- _WHAT TO DO_
Reproduce only the lines from the line containing "Output the text content of this document." to the end of the entries below, including both of those lines.

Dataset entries
※ ※ ※

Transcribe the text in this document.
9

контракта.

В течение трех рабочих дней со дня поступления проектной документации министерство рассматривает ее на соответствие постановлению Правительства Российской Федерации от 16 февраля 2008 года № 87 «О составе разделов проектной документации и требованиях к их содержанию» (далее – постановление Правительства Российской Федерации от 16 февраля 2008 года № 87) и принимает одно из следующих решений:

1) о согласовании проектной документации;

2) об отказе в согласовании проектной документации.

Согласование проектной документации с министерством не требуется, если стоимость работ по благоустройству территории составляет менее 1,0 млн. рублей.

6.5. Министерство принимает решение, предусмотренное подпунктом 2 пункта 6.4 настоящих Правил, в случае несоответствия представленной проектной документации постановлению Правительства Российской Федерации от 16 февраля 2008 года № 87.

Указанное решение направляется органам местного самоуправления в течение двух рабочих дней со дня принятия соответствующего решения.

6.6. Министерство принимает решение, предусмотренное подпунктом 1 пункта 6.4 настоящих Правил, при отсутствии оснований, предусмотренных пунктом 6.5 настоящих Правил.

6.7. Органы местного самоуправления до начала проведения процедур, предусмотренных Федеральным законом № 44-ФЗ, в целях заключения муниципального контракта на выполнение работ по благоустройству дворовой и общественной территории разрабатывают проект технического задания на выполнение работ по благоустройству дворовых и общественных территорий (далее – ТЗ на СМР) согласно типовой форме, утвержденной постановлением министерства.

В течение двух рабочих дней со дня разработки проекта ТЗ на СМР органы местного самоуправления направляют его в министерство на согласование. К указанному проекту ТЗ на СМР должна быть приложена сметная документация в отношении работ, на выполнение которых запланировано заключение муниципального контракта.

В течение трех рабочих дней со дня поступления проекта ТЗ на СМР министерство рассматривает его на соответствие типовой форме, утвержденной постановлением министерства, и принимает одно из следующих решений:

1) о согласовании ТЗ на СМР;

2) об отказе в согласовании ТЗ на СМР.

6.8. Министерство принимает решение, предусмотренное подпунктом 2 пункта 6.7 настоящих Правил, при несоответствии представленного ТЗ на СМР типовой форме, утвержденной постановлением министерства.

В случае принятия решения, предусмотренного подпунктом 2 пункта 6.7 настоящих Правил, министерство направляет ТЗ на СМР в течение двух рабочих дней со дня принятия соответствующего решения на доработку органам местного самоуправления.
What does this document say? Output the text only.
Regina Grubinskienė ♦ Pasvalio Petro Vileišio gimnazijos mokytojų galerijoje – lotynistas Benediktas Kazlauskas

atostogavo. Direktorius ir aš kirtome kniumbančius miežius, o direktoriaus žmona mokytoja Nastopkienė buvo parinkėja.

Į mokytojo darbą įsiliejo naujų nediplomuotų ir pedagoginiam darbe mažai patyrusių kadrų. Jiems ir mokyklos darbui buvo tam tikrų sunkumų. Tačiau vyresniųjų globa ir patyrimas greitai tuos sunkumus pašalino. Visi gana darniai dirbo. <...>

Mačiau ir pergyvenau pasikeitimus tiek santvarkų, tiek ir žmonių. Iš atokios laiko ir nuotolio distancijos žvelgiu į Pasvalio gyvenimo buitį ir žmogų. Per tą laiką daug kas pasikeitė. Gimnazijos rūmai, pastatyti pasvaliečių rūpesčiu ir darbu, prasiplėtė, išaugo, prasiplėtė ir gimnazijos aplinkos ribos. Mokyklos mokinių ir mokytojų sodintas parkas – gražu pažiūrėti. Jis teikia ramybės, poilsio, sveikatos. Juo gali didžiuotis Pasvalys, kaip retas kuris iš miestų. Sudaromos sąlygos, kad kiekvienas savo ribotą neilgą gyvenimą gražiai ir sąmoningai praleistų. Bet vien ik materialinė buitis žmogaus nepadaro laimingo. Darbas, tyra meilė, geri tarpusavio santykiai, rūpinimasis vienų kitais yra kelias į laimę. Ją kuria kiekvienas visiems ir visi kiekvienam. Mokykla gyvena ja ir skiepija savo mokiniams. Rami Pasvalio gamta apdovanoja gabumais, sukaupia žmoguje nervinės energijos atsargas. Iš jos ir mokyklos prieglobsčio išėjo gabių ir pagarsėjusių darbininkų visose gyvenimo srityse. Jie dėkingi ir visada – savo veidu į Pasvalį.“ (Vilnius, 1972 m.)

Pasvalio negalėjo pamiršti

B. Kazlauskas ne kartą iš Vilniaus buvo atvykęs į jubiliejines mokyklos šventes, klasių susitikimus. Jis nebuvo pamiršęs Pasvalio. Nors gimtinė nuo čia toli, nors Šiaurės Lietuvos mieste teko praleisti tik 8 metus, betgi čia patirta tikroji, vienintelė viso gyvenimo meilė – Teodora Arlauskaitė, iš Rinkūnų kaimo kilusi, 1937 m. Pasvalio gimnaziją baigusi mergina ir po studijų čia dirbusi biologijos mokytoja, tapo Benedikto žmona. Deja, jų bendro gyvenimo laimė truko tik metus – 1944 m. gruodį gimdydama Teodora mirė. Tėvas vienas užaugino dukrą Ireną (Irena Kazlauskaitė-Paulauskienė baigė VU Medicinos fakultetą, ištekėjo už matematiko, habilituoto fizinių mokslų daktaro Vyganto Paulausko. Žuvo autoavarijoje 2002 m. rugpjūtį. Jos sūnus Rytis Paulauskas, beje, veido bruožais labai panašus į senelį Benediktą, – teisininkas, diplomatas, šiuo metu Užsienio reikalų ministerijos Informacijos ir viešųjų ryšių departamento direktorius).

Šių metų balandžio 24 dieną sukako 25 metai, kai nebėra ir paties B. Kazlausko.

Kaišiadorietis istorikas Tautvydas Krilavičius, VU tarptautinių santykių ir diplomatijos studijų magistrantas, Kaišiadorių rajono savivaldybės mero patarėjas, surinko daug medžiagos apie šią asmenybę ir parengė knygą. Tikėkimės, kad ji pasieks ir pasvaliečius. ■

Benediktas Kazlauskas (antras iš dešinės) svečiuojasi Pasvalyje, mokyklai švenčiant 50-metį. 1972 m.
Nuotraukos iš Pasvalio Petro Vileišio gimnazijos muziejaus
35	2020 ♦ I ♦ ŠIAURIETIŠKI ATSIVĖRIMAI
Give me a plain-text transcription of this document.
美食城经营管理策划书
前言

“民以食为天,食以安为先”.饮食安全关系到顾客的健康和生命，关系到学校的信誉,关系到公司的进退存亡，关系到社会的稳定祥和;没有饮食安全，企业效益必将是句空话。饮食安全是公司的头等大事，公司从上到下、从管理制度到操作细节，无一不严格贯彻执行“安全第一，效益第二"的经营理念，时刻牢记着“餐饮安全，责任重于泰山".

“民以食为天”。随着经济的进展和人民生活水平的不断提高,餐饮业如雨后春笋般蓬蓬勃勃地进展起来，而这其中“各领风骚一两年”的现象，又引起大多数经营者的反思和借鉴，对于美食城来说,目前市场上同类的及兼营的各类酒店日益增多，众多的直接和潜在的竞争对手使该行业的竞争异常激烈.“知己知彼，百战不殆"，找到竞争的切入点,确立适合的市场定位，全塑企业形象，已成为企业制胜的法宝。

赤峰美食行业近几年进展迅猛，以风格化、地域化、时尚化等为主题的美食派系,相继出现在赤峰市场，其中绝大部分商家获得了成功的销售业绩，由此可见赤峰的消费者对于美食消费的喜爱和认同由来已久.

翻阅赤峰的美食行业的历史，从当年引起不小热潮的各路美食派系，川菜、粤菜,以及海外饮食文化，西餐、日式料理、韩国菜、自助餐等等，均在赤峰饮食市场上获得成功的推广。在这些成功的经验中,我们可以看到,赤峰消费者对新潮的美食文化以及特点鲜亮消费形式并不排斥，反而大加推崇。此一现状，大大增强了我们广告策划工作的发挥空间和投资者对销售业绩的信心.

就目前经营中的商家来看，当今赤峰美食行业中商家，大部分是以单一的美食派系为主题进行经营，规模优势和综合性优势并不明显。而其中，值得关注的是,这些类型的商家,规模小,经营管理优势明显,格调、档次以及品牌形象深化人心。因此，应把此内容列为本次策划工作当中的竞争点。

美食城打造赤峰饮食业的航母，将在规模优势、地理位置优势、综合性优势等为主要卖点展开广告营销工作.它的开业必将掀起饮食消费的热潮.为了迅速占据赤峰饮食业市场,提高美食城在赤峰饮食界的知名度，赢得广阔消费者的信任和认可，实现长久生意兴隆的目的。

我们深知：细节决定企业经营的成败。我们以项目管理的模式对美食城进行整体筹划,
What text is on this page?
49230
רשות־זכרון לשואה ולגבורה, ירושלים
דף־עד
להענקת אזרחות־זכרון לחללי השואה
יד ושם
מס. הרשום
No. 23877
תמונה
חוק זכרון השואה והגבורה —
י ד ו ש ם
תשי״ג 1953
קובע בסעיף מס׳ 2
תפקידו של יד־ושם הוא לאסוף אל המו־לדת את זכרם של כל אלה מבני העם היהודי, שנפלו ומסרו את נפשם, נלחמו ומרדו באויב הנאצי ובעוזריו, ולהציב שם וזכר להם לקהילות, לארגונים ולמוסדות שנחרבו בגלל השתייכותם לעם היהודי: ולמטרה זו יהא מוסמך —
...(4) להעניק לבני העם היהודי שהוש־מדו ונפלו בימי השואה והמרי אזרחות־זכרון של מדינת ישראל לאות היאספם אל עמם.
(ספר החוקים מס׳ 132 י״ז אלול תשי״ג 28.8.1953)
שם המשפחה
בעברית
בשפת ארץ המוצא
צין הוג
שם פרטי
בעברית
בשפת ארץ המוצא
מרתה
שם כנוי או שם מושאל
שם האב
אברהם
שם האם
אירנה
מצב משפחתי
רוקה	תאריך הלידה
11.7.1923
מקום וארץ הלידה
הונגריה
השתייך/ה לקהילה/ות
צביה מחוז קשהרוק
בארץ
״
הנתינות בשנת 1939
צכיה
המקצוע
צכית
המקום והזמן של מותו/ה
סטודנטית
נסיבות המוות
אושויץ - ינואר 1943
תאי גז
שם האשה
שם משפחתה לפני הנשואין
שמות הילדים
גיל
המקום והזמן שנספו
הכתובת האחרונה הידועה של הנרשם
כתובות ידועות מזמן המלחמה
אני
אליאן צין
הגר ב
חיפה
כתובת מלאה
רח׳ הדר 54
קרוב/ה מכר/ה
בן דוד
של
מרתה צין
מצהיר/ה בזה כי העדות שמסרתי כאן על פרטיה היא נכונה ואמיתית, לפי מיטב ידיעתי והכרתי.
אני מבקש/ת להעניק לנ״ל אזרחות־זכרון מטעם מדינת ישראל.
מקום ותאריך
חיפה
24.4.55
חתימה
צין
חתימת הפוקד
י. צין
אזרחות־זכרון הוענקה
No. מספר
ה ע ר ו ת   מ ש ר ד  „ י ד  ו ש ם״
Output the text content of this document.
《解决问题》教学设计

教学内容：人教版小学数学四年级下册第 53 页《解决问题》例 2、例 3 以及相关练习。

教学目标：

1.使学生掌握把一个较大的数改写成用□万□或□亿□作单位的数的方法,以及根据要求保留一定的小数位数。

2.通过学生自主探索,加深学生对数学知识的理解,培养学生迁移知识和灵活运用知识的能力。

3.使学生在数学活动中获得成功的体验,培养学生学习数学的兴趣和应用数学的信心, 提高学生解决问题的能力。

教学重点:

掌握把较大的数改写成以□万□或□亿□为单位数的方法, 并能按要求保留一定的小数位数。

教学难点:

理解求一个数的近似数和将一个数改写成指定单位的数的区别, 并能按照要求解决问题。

※ ※ ※

- _RESULT OF THE TASK_
Output the text content of this document.
《解决问题》教学设计

教学内容：人教版小学数学四年级下册第 53 页《解决问题》例 2、例 3 以及相关练习。

教学目标：

1.使学生掌握把一个较大的数改写成用□万□或□亿□作单位的数的方法,以及根据要求保留一定的小数位数。

2.通过学生自主探索,加深学生对数学知识的理解,培养学生迁移知识和灵活运用知识的能力。

3.使学生在数学活动中获得成功的体验,培养学生学习数学的兴趣和应用数学的信心, 提高学生解决问题的能力。

教学重点:

掌握把较大的数改写成以□万□或□亿□为单位数的方法, 并能按要求保留一定的小数位数。

教学难点:

理解求一个数的近似数和将一个数改写成指定单位的数的区别, 并能按照要求解决问题。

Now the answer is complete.